TO DO
Read the records below and copy each line that contains "temp".

Collected data entries:
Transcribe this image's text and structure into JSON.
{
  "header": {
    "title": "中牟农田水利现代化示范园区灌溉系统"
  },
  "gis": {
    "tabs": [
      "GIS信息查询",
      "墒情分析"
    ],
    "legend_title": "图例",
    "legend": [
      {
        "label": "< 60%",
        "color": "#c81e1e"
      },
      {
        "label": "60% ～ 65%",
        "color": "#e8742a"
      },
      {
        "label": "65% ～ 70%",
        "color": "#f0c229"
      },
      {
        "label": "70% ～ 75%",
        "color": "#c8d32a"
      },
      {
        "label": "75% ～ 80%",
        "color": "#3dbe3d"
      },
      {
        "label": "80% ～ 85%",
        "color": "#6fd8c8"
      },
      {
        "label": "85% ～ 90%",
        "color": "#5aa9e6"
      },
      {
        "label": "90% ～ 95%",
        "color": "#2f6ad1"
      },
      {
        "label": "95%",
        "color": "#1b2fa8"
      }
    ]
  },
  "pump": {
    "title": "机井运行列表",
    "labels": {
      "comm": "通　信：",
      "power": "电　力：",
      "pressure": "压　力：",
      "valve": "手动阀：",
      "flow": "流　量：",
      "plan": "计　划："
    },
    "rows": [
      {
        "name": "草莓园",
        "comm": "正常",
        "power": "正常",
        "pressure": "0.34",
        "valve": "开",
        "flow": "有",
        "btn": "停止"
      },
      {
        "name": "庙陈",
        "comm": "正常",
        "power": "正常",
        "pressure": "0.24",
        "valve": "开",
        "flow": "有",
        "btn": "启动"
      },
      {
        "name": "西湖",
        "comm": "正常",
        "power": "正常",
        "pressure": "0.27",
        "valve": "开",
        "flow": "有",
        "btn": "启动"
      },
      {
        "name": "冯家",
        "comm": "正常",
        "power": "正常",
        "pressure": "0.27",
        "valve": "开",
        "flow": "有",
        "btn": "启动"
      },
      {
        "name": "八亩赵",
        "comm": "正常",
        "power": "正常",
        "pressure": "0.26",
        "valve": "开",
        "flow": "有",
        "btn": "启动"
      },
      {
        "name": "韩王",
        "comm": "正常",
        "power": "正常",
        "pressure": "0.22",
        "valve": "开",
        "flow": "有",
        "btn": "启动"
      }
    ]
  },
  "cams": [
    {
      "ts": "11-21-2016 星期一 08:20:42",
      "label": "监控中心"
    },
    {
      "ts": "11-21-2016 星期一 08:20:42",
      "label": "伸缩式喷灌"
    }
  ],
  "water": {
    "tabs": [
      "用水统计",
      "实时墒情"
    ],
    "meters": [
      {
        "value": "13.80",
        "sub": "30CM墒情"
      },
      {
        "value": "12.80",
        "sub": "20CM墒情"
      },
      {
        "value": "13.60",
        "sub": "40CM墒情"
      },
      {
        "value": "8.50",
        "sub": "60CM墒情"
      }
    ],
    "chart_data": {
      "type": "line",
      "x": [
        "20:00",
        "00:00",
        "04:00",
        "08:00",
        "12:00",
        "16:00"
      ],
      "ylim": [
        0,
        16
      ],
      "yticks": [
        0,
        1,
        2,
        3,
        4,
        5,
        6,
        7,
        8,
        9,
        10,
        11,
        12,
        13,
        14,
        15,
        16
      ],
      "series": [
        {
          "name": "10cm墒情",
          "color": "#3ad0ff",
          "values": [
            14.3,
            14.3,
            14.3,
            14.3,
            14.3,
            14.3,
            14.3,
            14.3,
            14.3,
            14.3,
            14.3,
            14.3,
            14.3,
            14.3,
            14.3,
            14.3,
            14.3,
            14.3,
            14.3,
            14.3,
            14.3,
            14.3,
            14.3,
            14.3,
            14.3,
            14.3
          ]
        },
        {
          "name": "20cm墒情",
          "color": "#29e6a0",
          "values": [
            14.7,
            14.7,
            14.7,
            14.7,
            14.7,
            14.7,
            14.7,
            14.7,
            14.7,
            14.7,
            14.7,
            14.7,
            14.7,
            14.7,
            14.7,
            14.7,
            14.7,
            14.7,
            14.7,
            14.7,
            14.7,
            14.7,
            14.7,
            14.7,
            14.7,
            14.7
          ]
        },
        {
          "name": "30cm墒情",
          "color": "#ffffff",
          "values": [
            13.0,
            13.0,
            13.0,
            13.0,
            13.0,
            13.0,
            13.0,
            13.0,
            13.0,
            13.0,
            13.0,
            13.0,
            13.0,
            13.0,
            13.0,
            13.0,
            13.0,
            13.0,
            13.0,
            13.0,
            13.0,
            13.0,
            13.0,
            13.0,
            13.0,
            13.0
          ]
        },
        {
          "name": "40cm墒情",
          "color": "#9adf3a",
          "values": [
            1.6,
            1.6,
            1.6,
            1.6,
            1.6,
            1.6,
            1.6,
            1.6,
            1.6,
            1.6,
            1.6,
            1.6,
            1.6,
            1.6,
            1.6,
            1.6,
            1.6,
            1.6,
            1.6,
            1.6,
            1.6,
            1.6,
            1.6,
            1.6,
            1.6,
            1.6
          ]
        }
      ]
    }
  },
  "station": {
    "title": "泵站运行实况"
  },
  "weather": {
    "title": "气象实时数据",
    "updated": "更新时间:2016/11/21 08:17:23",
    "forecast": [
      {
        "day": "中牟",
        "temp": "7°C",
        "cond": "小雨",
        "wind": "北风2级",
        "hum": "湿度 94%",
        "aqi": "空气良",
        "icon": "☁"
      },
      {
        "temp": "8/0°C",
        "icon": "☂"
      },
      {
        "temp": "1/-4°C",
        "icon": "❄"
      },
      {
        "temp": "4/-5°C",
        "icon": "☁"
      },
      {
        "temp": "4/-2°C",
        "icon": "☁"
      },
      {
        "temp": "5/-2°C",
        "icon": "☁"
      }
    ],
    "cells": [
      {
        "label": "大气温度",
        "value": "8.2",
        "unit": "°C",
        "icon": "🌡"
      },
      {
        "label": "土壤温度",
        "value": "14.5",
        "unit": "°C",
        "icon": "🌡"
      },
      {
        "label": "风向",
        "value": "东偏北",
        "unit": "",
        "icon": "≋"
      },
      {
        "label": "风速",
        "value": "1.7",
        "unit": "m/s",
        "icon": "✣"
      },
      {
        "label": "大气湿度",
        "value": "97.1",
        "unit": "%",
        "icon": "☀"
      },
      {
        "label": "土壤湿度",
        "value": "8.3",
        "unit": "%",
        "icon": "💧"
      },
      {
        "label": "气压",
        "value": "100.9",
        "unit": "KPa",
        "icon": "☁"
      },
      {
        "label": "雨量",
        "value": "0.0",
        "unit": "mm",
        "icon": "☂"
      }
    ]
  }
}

* * *

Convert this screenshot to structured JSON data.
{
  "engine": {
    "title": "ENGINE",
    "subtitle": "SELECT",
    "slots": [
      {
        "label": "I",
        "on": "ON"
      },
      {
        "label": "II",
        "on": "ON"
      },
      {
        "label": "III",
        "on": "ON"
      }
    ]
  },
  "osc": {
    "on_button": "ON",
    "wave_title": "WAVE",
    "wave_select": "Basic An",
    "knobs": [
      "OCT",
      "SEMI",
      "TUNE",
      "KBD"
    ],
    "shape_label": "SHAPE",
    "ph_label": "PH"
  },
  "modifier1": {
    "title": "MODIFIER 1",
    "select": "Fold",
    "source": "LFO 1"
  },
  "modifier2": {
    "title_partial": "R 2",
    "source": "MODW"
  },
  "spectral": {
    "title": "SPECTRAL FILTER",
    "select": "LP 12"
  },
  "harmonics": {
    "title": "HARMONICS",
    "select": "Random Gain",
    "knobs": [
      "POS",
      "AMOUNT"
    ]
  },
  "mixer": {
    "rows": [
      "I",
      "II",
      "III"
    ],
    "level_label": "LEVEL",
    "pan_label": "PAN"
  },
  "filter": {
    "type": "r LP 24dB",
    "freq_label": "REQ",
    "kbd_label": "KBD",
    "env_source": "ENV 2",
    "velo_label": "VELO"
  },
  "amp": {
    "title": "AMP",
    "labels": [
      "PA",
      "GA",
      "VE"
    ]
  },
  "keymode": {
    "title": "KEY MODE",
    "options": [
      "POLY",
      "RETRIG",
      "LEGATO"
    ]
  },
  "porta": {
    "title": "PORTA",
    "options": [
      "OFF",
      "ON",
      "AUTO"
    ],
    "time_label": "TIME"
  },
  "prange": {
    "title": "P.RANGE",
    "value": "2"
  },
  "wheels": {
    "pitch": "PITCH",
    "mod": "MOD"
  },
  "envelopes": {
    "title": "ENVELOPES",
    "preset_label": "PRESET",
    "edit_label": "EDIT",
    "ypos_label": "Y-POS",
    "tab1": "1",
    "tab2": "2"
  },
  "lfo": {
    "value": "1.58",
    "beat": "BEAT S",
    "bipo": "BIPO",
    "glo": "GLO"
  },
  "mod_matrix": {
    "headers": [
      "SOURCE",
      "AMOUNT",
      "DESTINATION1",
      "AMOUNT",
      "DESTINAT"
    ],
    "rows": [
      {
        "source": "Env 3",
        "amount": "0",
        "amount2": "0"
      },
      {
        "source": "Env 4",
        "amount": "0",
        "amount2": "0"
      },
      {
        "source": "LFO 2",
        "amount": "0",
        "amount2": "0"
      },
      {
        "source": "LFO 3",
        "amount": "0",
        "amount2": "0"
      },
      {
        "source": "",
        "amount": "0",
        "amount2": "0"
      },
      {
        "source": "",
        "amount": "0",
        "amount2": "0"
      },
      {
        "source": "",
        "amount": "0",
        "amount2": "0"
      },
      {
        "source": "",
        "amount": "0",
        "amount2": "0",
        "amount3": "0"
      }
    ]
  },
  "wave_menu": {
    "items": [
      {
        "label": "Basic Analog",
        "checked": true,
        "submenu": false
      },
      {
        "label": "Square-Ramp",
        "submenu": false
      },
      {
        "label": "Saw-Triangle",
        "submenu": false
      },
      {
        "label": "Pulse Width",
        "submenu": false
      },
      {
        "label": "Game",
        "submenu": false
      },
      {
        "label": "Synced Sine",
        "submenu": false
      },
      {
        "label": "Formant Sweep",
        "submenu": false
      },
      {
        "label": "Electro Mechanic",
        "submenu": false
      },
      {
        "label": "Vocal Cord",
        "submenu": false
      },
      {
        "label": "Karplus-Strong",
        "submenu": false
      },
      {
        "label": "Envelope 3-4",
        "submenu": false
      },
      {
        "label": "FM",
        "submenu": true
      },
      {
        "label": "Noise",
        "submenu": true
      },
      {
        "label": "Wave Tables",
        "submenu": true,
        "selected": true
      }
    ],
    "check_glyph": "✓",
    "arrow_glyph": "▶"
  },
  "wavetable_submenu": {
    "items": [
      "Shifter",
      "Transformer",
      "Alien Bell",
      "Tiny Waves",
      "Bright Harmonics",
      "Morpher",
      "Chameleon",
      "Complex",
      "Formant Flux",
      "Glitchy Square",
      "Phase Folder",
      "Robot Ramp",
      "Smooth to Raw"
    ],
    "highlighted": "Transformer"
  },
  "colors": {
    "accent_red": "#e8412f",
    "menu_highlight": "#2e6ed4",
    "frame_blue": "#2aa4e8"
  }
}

WRITTEN ANSWER
        "temp": "7°C",
        "temp": "8/0°C",
        "temp": "1/-4°C",
        "temp": "4/-5°C",
        "temp": "4/-2°C",
        "temp": "5/-2°C",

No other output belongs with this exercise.